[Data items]
Begin

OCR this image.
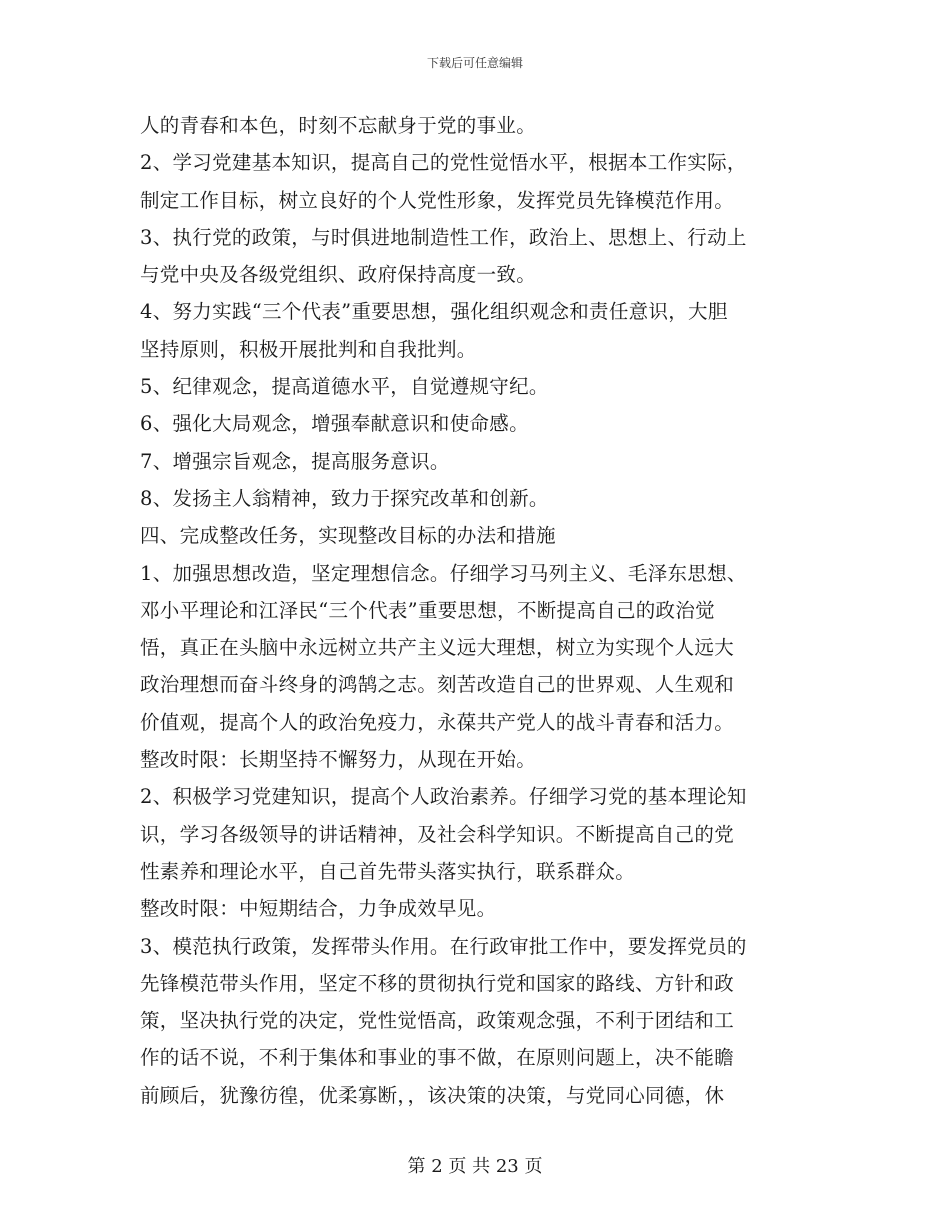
下载后可任意编辑
人的青春和本色，时刻不忘献身于党的事业。
2、学习党建基本知识，提高自己的党性觉悟水平，根据本工作实际，
制定工作目标，树立良好的个人党性形象，发挥党员先锋模范作用。
3、执行党的政策，与时俱进地制造性工作，政治上、思想上、行动上
与党中央及各级党组织、政府保持高度一致。
4、努力实践“三个代表”重要思想，强化组织观念和责任意识，大胆
坚持原则，积极开展批判和自我批判。
5、纪律观念，提高道德水平，自觉遵规守纪。
6、强化大局观念，增强奉献意识和使命感。
7、增强宗旨观念，提高服务意识。
8、发扬主人翁精神，致力于探究改革和创新。
四、完成整改任务，实现整改目标的办法和措施
1、加强思想改造，坚定理想信念。仔细学习马列主义、毛泽东思想、
邓小平理论和江泽民“三个代表”重要思想，不断提高自己的政治觉
悟，真正在头脑中永远树立共产主义远大理想，树立为实现个人远大
政治理想而奋斗终身的鸿鹄之志。刻苦改造自己的世界观、人生观和
价值观，提高个人的政治免疫力，永葆共产党人的战斗青春和活力。
整改时限：长期坚持不懈努力，从现在开始。
2、积极学习党建知识，提高个人政治素养。仔细学习党的基本理论知
识，学习各级领导的讲话精神，及社会科学知识。不断提高自己的党
性素养和理论水平，自己首先带头落实执行，联系群众。
整改时限：中短期结合，力争成效早见。
3、模范执行政策，发挥带头作用。在行政审批工作中，要发挥党员的
先锋模范带头作用，坚定不移的贯彻执行党和国家的路线、方针和政
策，坚决执行党的决定，党性觉悟高，政策观念强，不利于团结和工
作的话不说，不利于集体和事业的事不做，在原则问题上，决不能瞻
前顾后，犹豫彷徨，优柔寡断，，该决策的决策，与党同心同德，休
第 2 页 共 23 页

End

Transcribe all the records above word for word, without their images.

OCR this image.
下载后可任意编辑
人的青春和本色，时刻不忘献身于党的事业。
2、学习党建基本知识，提高自己的党性觉悟水平，根据本工作实际，
制定工作目标，树立良好的个人党性形象，发挥党员先锋模范作用。
3、执行党的政策，与时俱进地制造性工作，政治上、思想上、行动上
与党中央及各级党组织、政府保持高度一致。
4、努力实践“三个代表”重要思想，强化组织观念和责任意识，大胆
坚持原则，积极开展批判和自我批判。
5、纪律观念，提高道德水平，自觉遵规守纪。
6、强化大局观念，增强奉献意识和使命感。
7、增强宗旨观念，提高服务意识。
8、发扬主人翁精神，致力于探究改革和创新。
四、完成整改任务，实现整改目标的办法和措施
1、加强思想改造，坚定理想信念。仔细学习马列主义、毛泽东思想、
邓小平理论和江泽民“三个代表”重要思想，不断提高自己的政治觉
悟，真正在头脑中永远树立共产主义远大理想，树立为实现个人远大
政治理想而奋斗终身的鸿鹄之志。刻苦改造自己的世界观、人生观和
价值观，提高个人的政治免疫力，永葆共产党人的战斗青春和活力。
整改时限：长期坚持不懈努力，从现在开始。
2、积极学习党建知识，提高个人政治素养。仔细学习党的基本理论知
识，学习各级领导的讲话精神，及社会科学知识。不断提高自己的党
性素养和理论水平，自己首先带头落实执行，联系群众。
整改时限：中短期结合，力争成效早见。
3、模范执行政策，发挥带头作用。在行政审批工作中，要发挥党员的
先锋模范带头作用，坚定不移的贯彻执行党和国家的路线、方针和政
策，坚决执行党的决定，党性觉悟高，政策观念强，不利于团结和工
作的话不说，不利于集体和事业的事不做，在原则问题上，决不能瞻
前顾后，犹豫彷徨，优柔寡断，，该决策的决策，与党同心同德，休
第 2 页 共 23 页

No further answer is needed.